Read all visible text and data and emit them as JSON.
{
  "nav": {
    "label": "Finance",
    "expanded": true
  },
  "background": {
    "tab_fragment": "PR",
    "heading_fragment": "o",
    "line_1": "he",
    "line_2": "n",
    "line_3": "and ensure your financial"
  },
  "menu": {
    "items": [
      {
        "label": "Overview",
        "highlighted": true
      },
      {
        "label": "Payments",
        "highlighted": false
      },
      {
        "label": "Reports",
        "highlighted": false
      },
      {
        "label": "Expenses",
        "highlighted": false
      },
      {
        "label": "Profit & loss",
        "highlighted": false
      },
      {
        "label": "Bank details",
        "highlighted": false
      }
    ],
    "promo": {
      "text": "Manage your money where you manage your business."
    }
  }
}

Brief
In the records above, find each line that holds the word "label"; copy all such lines.

Solution to the problem
    "label": "Finance",
        "label": "Overview",
        "label": "Payments",
        "label": "Reports",
        "label": "Expenses",
        "label": "Profit & loss",
        "label": "Bank details",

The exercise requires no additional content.